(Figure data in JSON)
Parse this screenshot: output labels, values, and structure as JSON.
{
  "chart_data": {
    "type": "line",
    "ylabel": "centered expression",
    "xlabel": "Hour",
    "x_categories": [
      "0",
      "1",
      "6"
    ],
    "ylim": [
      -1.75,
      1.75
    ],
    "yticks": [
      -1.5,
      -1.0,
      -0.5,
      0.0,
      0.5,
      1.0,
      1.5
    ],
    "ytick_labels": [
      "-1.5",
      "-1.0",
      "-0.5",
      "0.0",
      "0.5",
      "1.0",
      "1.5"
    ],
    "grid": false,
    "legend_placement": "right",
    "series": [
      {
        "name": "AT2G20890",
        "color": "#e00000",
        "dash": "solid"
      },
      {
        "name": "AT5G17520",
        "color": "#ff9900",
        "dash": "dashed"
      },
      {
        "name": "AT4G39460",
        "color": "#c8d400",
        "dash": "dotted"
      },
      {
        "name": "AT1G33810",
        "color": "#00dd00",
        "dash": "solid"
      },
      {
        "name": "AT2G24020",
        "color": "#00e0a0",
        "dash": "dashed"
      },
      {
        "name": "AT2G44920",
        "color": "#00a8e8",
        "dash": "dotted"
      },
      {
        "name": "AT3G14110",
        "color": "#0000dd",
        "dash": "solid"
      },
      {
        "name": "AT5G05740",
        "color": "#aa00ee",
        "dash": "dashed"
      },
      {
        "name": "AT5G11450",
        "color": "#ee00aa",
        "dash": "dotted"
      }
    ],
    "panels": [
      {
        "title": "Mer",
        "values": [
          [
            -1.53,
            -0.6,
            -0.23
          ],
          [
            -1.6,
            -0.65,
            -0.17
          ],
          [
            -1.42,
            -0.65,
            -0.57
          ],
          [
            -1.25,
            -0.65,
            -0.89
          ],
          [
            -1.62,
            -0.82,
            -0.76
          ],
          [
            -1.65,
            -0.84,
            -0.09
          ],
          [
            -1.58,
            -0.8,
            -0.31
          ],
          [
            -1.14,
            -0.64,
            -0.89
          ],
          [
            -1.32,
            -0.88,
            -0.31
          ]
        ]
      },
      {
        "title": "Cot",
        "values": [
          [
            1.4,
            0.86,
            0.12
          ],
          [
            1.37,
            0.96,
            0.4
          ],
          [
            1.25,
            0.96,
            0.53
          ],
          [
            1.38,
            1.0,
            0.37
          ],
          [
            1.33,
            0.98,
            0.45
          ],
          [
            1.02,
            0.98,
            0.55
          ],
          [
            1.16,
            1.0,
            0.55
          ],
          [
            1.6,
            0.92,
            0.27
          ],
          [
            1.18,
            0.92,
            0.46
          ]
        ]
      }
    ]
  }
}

* [Work to be completed] All of the data above should be transcribed exactly.

* [Response to the exercise]
Parse this screenshot: output labels, values, and structure as JSON.
{
  "chart_data": {
    "type": "line",
    "ylabel": "centered expression",
    "xlabel": "Hour",
    "x_categories": [
      "0",
      "1",
      "6"
    ],
    "ylim": [
      -1.75,
      1.75
    ],
    "yticks": [
      -1.5,
      -1.0,
      -0.5,
      0.0,
      0.5,
      1.0,
      1.5
    ],
    "ytick_labels": [
      "-1.5",
      "-1.0",
      "-0.5",
      "0.0",
      "0.5",
      "1.0",
      "1.5"
    ],
    "grid": false,
    "legend_placement": "right",
    "series": [
      {
        "name": "AT2G20890",
        "color": "#e00000",
        "dash": "solid"
      },
      {
        "name": "AT5G17520",
        "color": "#ff9900",
        "dash": "dashed"
      },
      {
        "name": "AT4G39460",
        "color": "#c8d400",
        "dash": "dotted"
      },
      {
        "name": "AT1G33810",
        "color": "#00dd00",
        "dash": "solid"
      },
      {
        "name": "AT2G24020",
        "color": "#00e0a0",
        "dash": "dashed"
      },
      {
        "name": "AT2G44920",
        "color": "#00a8e8",
        "dash": "dotted"
      },
      {
        "name": "AT3G14110",
        "color": "#0000dd",
        "dash": "solid"
      },
      {
        "name": "AT5G05740",
        "color": "#aa00ee",
        "dash": "dashed"
      },
      {
        "name": "AT5G11450",
        "color": "#ee00aa",
        "dash": "dotted"
      }
    ],
    "panels": [
      {
        "title": "Mer",
        "values": [
          [
            -1.53,
            -0.6,
            -0.23
          ],
          [
            -1.6,
            -0.65,
            -0.17
          ],
          [
            -1.42,
            -0.65,
            -0.57
          ],
          [
            -1.25,
            -0.65,
            -0.89
          ],
          [
            -1.62,
            -0.82,
            -0.76
          ],
          [
            -1.65,
            -0.84,
            -0.09
          ],
          [
            -1.58,
            -0.8,
            -0.31
          ],
          [
            -1.14,
            -0.64,
            -0.89
          ],
          [
            -1.32,
            -0.88,
            -0.31
          ]
        ]
      },
      {
        "title": "Cot",
        "values": [
          [
            1.4,
            0.86,
            0.12
          ],
          [
            1.37,
            0.96,
            0.4
          ],
          [
            1.25,
            0.96,
            0.53
          ],
          [
            1.38,
            1.0,
            0.37
          ],
          [
            1.33,
            0.98,
            0.45
          ],
          [
            1.02,
            0.98,
            0.55
          ],
          [
            1.16,
            1.0,
            0.55
          ],
          [
            1.6,
            0.92,
            0.27
          ],
          [
            1.18,
            0.92,
            0.46
          ]
        ]
      }
    ]
  }
}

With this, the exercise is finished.